### Written exercise
Only those lines running from the line that contains "What text is on this page?" through the end of the material are to be written out, each exactly as shown.

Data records
========
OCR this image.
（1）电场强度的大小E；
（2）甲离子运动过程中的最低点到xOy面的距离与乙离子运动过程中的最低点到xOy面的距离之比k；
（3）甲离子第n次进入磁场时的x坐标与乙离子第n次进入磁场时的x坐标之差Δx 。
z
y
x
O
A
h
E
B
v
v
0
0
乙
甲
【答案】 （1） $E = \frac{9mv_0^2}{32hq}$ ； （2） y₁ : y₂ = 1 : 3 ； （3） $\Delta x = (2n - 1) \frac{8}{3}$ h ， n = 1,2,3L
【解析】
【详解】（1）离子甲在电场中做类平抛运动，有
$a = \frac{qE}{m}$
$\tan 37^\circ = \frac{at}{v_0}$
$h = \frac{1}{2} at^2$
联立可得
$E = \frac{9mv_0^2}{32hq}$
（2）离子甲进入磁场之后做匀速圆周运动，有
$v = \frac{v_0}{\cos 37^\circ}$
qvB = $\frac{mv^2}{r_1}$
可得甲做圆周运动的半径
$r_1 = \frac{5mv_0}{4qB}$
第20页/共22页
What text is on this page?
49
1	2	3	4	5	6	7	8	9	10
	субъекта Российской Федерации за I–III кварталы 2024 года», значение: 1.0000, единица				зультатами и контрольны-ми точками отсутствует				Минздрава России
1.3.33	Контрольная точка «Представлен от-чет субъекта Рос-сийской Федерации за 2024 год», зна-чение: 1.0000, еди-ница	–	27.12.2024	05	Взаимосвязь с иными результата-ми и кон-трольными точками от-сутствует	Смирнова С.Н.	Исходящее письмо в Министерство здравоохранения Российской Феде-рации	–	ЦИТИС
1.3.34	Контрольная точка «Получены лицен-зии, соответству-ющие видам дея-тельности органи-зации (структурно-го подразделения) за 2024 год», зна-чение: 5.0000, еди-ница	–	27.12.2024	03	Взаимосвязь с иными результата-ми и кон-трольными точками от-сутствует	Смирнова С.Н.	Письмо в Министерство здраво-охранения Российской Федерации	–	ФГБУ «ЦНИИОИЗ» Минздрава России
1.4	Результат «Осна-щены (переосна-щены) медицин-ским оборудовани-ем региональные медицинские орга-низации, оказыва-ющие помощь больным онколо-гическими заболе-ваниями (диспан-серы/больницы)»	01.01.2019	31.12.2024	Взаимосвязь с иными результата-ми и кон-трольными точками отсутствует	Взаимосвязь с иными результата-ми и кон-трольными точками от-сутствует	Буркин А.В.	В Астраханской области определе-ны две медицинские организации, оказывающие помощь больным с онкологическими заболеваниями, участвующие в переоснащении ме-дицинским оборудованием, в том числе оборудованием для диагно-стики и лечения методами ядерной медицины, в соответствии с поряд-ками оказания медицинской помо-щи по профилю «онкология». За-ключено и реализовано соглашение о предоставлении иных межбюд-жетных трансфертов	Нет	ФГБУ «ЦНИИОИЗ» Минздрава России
========
### Task output
What text is on this page?
49
1	2	3	4	5	6	7	8	9	10
	субъекта Российской Федерации за I–III кварталы 2024 года», значение: 1.0000, единица				зультатами и контрольны-ми точками отсутствует				Минздрава России
1.3.33	Контрольная точка «Представлен от-чет субъекта Рос-сийской Федерации за 2024 год», зна-чение: 1.0000, еди-ница	–	27.12.2024	05	Взаимосвязь с иными результата-ми и кон-трольными точками от-сутствует	Смирнова С.Н.	Исходящее письмо в Министерство здравоохранения Российской Феде-рации	–	ЦИТИС
1.3.34	Контрольная точка «Получены лицен-зии, соответству-ющие видам дея-тельности органи-зации (структурно-го подразделения) за 2024 год», зна-чение: 5.0000, еди-ница	–	27.12.2024	03	Взаимосвязь с иными результата-ми и кон-трольными точками от-сутствует	Смирнова С.Н.	Письмо в Министерство здраво-охранения Российской Федерации	–	ФГБУ «ЦНИИОИЗ» Минздрава России
1.4	Результат «Осна-щены (переосна-щены) медицин-ским оборудовани-ем региональные медицинские орга-низации, оказыва-ющие помощь больным онколо-гическими заболе-ваниями (диспан-серы/больницы)»	01.01.2019	31.12.2024	Взаимосвязь с иными результата-ми и кон-трольными точками отсутствует	Взаимосвязь с иными результата-ми и кон-трольными точками от-сутствует	Буркин А.В.	В Астраханской области определе-ны две медицинские организации, оказывающие помощь больным с онкологическими заболеваниями, участвующие в переоснащении ме-дицинским оборудованием, в том числе оборудованием для диагно-стики и лечения методами ядерной медицины, в соответствии с поряд-ками оказания медицинской помо-щи по профилю «онкология». За-ключено и реализовано соглашение о предоставлении иных межбюд-жетных трансфертов	Нет	ФГБУ «ЦНИИОИЗ» Минздрава России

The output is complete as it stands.